== EXERCISE DESCRIPTION ==
Return all the lines below in which the string "biológica" appears.

·····

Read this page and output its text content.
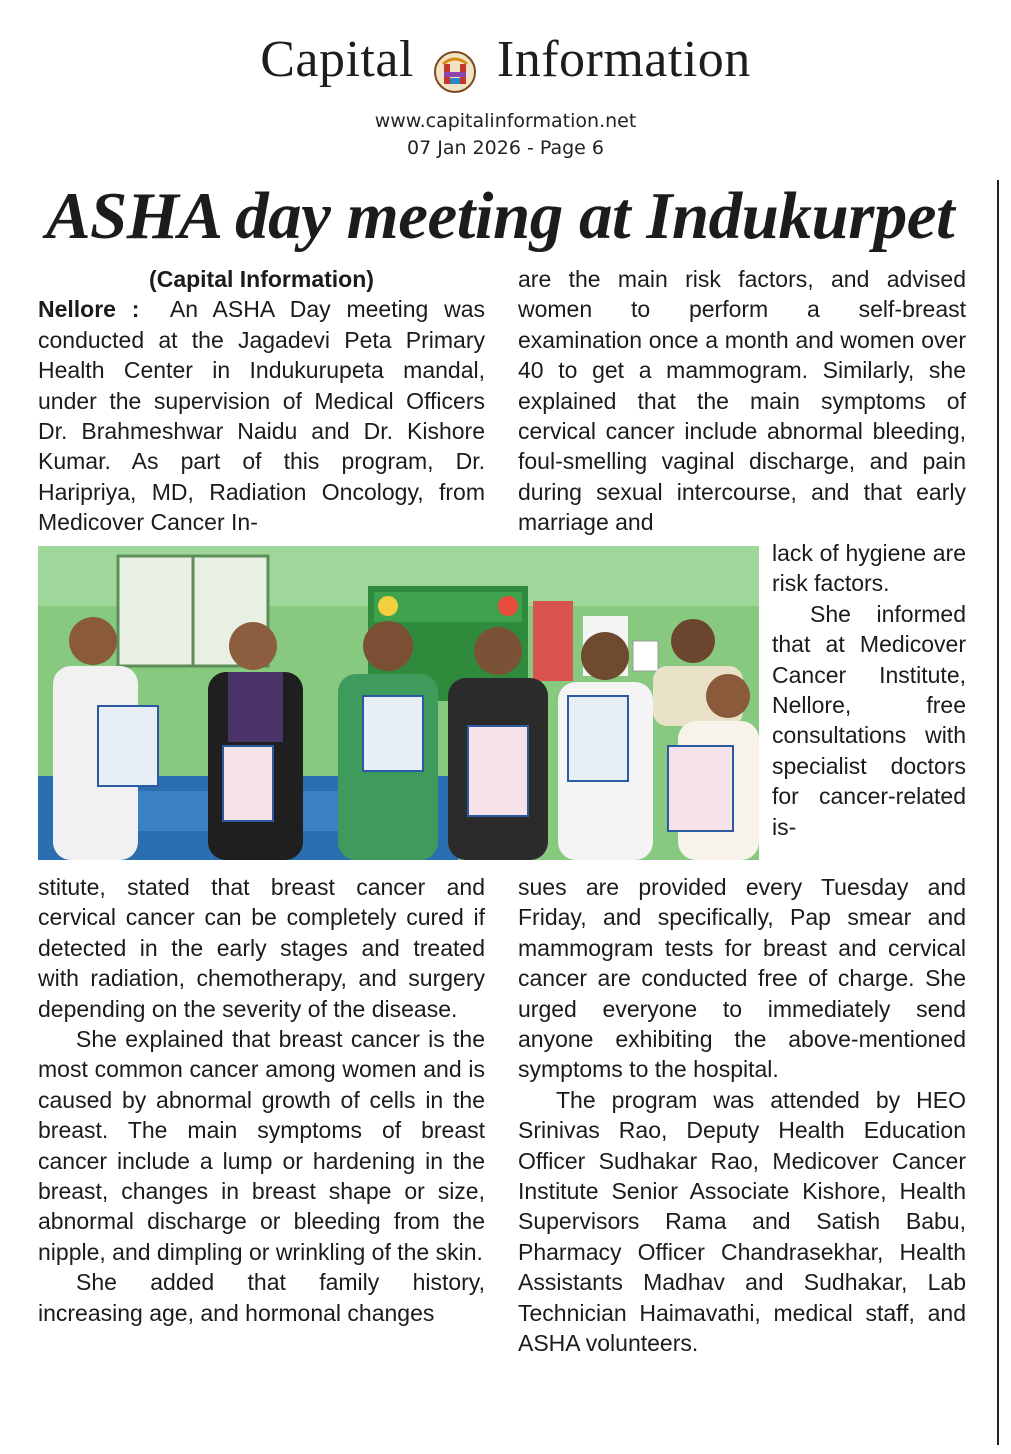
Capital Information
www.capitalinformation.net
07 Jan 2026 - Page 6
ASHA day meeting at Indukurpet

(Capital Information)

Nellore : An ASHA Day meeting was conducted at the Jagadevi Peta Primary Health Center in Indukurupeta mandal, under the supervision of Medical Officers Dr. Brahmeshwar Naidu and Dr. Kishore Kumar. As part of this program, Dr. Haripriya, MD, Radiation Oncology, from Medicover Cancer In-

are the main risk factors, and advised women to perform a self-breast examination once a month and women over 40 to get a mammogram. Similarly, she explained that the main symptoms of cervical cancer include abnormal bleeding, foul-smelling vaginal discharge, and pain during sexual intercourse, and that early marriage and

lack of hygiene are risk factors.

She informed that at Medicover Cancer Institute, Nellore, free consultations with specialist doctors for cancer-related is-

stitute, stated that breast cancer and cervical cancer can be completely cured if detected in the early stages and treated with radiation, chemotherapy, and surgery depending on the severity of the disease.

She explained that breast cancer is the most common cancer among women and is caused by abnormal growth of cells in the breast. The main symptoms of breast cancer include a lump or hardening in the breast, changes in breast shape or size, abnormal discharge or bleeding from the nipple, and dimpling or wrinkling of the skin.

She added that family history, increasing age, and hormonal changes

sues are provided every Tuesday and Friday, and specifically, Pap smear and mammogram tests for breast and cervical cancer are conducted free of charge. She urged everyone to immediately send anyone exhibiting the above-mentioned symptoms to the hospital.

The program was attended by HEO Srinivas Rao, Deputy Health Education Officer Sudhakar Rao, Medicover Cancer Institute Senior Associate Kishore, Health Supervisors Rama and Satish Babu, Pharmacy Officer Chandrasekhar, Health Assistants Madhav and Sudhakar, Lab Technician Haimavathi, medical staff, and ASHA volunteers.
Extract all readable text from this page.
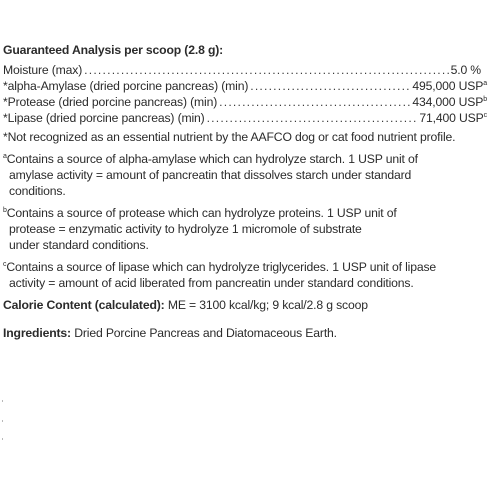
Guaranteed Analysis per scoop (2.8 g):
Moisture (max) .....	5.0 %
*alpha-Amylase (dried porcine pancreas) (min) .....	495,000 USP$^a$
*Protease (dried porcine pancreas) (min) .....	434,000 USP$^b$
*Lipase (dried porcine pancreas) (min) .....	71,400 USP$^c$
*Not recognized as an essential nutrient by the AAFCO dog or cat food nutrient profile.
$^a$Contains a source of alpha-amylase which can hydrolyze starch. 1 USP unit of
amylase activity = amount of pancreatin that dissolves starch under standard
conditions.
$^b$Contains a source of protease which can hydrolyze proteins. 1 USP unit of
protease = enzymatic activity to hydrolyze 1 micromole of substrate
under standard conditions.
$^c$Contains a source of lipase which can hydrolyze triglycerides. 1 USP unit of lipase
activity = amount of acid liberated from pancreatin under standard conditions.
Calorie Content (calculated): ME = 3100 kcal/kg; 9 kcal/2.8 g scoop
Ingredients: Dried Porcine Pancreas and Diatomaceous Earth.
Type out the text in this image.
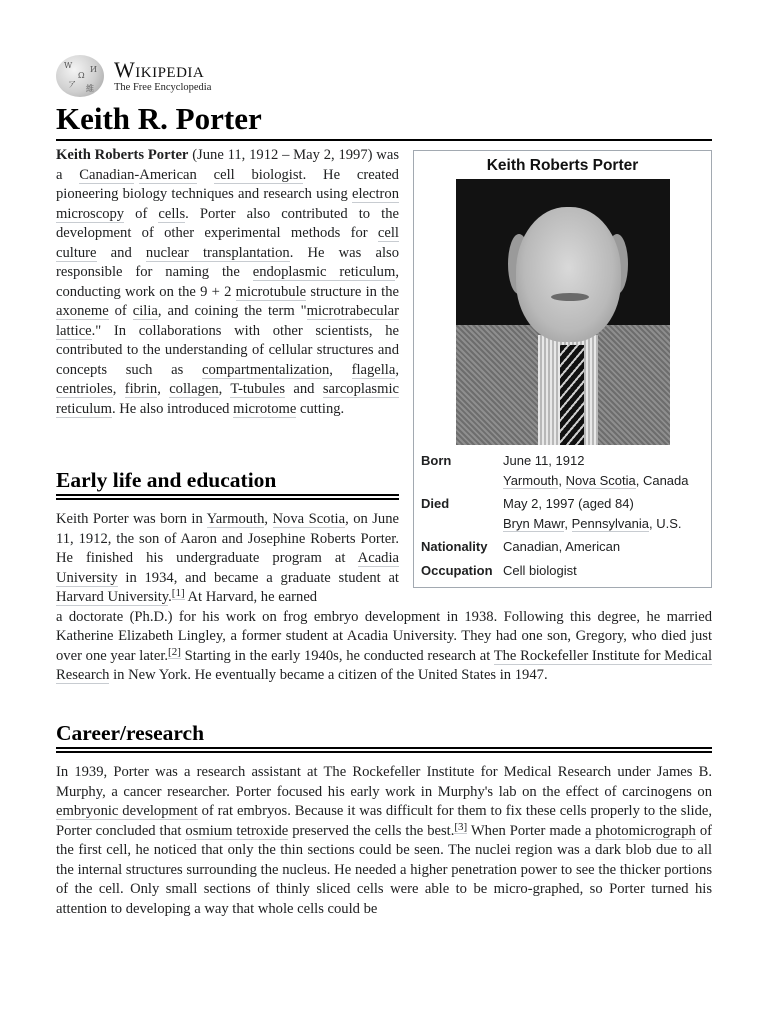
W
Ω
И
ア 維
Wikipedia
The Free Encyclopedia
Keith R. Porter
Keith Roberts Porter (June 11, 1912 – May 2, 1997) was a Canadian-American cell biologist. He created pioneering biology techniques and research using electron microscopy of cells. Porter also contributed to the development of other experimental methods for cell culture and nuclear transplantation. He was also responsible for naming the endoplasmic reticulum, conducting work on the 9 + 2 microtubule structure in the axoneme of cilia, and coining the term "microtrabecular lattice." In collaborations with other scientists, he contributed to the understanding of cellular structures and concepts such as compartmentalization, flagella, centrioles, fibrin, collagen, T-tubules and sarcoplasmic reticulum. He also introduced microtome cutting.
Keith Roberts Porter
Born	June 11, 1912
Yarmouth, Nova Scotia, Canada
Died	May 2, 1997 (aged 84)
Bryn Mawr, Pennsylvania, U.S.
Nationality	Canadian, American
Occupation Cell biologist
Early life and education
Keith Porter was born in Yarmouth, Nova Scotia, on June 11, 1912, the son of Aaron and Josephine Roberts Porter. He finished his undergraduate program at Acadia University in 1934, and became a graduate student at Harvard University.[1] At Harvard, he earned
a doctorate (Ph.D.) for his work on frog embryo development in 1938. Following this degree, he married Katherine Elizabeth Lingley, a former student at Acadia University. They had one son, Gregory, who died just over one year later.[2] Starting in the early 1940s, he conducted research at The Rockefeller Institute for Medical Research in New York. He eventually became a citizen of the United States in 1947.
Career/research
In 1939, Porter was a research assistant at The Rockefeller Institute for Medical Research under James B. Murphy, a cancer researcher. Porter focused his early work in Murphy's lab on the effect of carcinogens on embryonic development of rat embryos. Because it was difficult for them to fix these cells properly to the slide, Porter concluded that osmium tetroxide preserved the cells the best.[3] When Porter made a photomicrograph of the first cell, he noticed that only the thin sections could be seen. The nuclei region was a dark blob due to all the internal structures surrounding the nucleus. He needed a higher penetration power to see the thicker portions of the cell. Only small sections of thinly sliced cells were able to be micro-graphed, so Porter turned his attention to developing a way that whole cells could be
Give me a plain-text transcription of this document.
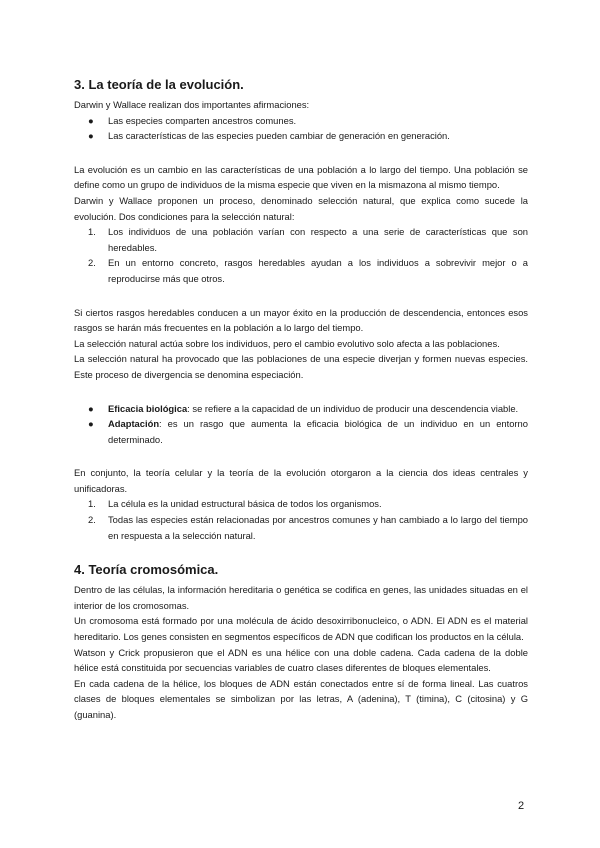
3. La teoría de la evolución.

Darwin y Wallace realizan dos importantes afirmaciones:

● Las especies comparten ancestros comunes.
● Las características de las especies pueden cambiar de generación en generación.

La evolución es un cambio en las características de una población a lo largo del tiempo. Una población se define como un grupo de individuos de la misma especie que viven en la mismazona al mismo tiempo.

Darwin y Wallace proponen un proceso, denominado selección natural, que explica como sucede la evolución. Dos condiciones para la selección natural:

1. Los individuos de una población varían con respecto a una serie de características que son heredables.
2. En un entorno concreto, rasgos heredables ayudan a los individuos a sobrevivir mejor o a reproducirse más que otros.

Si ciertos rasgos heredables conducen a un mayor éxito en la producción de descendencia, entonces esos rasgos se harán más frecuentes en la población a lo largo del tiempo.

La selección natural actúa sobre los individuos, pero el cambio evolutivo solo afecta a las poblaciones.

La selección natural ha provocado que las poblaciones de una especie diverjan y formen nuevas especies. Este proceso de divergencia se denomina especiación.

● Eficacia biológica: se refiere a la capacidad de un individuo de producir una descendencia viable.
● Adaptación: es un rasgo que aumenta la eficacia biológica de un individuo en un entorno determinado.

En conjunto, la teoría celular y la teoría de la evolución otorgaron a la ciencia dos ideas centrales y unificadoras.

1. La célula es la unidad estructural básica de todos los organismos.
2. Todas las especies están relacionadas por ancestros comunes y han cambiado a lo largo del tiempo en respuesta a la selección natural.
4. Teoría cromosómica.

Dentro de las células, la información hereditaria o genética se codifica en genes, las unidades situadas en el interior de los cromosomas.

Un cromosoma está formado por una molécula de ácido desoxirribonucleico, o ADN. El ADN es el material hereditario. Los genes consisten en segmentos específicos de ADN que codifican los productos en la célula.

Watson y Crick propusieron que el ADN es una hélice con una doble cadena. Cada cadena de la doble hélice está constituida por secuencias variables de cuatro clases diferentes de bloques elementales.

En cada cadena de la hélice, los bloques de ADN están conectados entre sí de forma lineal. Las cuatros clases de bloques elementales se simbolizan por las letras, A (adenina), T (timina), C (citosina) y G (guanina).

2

·····

== EXPECTED ANSWER ==
● Eficacia biológica: se refiere a la capacidad de un individuo de producir una descendencia viable.
● Adaptación: es un rasgo que aumenta la eficacia biológica de un individuo en un entorno determinado.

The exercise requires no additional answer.